What the task asks: Pictures do not belong in the copy, so please give every entry below again exactly.

Records from a data collection:
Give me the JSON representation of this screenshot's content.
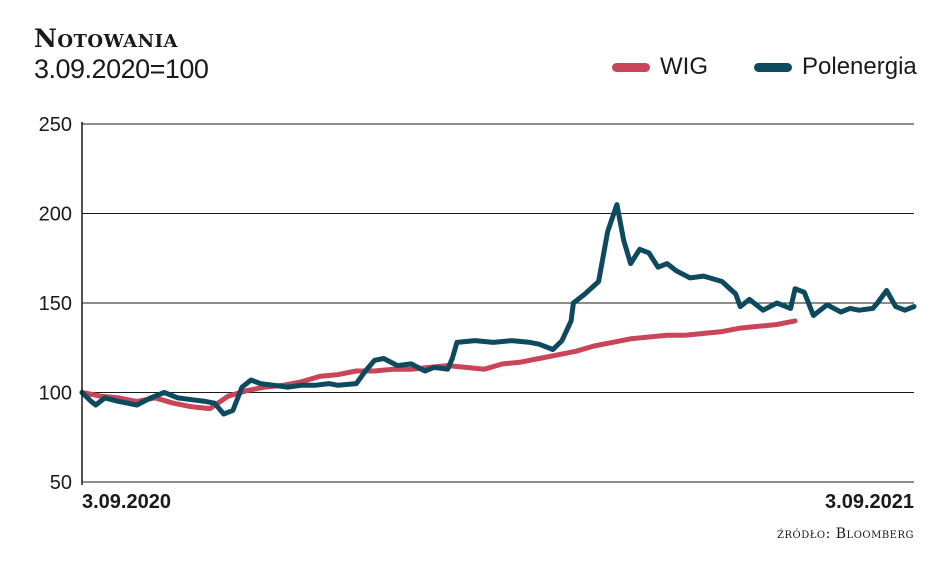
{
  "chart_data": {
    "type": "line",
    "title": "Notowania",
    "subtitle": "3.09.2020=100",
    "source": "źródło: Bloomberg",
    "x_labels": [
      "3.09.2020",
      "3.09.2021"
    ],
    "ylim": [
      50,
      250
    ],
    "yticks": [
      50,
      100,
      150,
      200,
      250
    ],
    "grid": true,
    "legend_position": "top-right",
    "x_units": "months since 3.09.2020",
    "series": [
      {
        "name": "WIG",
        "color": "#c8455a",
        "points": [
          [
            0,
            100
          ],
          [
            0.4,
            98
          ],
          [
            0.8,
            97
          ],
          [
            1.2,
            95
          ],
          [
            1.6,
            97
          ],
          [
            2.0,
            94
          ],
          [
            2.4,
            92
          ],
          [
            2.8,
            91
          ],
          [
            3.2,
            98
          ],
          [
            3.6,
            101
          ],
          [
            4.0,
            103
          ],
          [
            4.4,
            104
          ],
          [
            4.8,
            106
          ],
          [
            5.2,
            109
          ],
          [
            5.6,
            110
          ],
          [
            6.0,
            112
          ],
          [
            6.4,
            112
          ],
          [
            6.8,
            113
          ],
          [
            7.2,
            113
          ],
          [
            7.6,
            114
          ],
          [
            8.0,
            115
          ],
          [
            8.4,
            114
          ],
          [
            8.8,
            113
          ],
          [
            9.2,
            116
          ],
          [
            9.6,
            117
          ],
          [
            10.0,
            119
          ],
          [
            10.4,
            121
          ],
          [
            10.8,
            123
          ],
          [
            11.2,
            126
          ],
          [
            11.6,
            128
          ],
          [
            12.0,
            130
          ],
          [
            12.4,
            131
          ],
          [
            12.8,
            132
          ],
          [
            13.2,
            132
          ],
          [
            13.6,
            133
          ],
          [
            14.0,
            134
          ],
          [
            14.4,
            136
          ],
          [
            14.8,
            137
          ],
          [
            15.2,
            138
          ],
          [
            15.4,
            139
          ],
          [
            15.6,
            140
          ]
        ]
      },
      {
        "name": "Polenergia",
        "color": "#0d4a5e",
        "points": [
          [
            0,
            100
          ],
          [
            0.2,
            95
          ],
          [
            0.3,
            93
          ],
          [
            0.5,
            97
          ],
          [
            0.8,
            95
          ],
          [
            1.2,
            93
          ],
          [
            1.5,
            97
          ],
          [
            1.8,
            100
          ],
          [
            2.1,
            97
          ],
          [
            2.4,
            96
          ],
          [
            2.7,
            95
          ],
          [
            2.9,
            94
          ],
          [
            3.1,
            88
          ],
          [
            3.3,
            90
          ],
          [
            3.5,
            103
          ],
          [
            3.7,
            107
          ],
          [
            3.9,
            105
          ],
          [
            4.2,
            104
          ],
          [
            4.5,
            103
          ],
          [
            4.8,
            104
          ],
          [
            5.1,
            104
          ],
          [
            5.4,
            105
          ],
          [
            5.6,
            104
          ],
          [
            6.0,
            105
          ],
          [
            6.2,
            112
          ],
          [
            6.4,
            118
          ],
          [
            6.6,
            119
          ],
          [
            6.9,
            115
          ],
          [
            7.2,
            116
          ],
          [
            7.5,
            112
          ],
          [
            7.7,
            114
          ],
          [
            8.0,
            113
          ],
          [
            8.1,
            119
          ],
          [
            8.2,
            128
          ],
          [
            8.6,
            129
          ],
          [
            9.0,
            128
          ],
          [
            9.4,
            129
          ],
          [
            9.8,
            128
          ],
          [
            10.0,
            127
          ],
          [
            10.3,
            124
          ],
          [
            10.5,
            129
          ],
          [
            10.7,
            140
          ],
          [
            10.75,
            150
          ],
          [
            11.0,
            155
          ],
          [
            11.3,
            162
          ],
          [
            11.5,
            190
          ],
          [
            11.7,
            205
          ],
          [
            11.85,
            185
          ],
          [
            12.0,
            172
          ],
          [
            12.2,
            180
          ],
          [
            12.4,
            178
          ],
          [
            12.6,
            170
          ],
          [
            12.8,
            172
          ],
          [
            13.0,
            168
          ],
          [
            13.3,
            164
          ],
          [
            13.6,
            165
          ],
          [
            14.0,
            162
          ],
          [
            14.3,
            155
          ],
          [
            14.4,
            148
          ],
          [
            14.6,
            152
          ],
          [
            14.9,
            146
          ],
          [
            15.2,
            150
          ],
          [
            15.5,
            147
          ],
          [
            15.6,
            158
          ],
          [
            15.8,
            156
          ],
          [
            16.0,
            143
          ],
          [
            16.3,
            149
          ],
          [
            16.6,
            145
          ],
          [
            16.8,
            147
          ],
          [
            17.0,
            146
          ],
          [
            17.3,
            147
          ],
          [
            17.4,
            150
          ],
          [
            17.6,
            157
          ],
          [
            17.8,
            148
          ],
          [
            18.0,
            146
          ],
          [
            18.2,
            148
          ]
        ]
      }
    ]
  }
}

Worked answer:
Give me the JSON representation of this screenshot's content.
{
  "chart_data": {
    "type": "line",
    "title": "Notowania",
    "subtitle": "3.09.2020=100",
    "source": "źródło: Bloomberg",
    "x_labels": [
      "3.09.2020",
      "3.09.2021"
    ],
    "ylim": [
      50,
      250
    ],
    "yticks": [
      50,
      100,
      150,
      200,
      250
    ],
    "grid": true,
    "legend_position": "top-right",
    "x_units": "months since 3.09.2020",
    "series": [
      {
        "name": "WIG",
        "color": "#c8455a",
        "points": [
          [
            0,
            100
          ],
          [
            0.4,
            98
          ],
          [
            0.8,
            97
          ],
          [
            1.2,
            95
          ],
          [
            1.6,
            97
          ],
          [
            2.0,
            94
          ],
          [
            2.4,
            92
          ],
          [
            2.8,
            91
          ],
          [
            3.2,
            98
          ],
          [
            3.6,
            101
          ],
          [
            4.0,
            103
          ],
          [
            4.4,
            104
          ],
          [
            4.8,
            106
          ],
          [
            5.2,
            109
          ],
          [
            5.6,
            110
          ],
          [
            6.0,
            112
          ],
          [
            6.4,
            112
          ],
          [
            6.8,
            113
          ],
          [
            7.2,
            113
          ],
          [
            7.6,
            114
          ],
          [
            8.0,
            115
          ],
          [
            8.4,
            114
          ],
          [
            8.8,
            113
          ],
          [
            9.2,
            116
          ],
          [
            9.6,
            117
          ],
          [
            10.0,
            119
          ],
          [
            10.4,
            121
          ],
          [
            10.8,
            123
          ],
          [
            11.2,
            126
          ],
          [
            11.6,
            128
          ],
          [
            12.0,
            130
          ],
          [
            12.4,
            131
          ],
          [
            12.8,
            132
          ],
          [
            13.2,
            132
          ],
          [
            13.6,
            133
          ],
          [
            14.0,
            134
          ],
          [
            14.4,
            136
          ],
          [
            14.8,
            137
          ],
          [
            15.2,
            138
          ],
          [
            15.4,
            139
          ],
          [
            15.6,
            140
          ]
        ]
      },
      {
        "name": "Polenergia",
        "color": "#0d4a5e",
        "points": [
          [
            0,
            100
          ],
          [
            0.2,
            95
          ],
          [
            0.3,
            93
          ],
          [
            0.5,
            97
          ],
          [
            0.8,
            95
          ],
          [
            1.2,
            93
          ],
          [
            1.5,
            97
          ],
          [
            1.8,
            100
          ],
          [
            2.1,
            97
          ],
          [
            2.4,
            96
          ],
          [
            2.7,
            95
          ],
          [
            2.9,
            94
          ],
          [
            3.1,
            88
          ],
          [
            3.3,
            90
          ],
          [
            3.5,
            103
          ],
          [
            3.7,
            107
          ],
          [
            3.9,
            105
          ],
          [
            4.2,
            104
          ],
          [
            4.5,
            103
          ],
          [
            4.8,
            104
          ],
          [
            5.1,
            104
          ],
          [
            5.4,
            105
          ],
          [
            5.6,
            104
          ],
          [
            6.0,
            105
          ],
          [
            6.2,
            112
          ],
          [
            6.4,
            118
          ],
          [
            6.6,
            119
          ],
          [
            6.9,
            115
          ],
          [
            7.2,
            116
          ],
          [
            7.5,
            112
          ],
          [
            7.7,
            114
          ],
          [
            8.0,
            113
          ],
          [
            8.1,
            119
          ],
          [
            8.2,
            128
          ],
          [
            8.6,
            129
          ],
          [
            9.0,
            128
          ],
          [
            9.4,
            129
          ],
          [
            9.8,
            128
          ],
          [
            10.0,
            127
          ],
          [
            10.3,
            124
          ],
          [
            10.5,
            129
          ],
          [
            10.7,
            140
          ],
          [
            10.75,
            150
          ],
          [
            11.0,
            155
          ],
          [
            11.3,
            162
          ],
          [
            11.5,
            190
          ],
          [
            11.7,
            205
          ],
          [
            11.85,
            185
          ],
          [
            12.0,
            172
          ],
          [
            12.2,
            180
          ],
          [
            12.4,
            178
          ],
          [
            12.6,
            170
          ],
          [
            12.8,
            172
          ],
          [
            13.0,
            168
          ],
          [
            13.3,
            164
          ],
          [
            13.6,
            165
          ],
          [
            14.0,
            162
          ],
          [
            14.3,
            155
          ],
          [
            14.4,
            148
          ],
          [
            14.6,
            152
          ],
          [
            14.9,
            146
          ],
          [
            15.2,
            150
          ],
          [
            15.5,
            147
          ],
          [
            15.6,
            158
          ],
          [
            15.8,
            156
          ],
          [
            16.0,
            143
          ],
          [
            16.3,
            149
          ],
          [
            16.6,
            145
          ],
          [
            16.8,
            147
          ],
          [
            17.0,
            146
          ],
          [
            17.3,
            147
          ],
          [
            17.4,
            150
          ],
          [
            17.6,
            157
          ],
          [
            17.8,
            148
          ],
          [
            18.0,
            146
          ],
          [
            18.2,
            148
          ]
        ]
      }
    ]
  }
}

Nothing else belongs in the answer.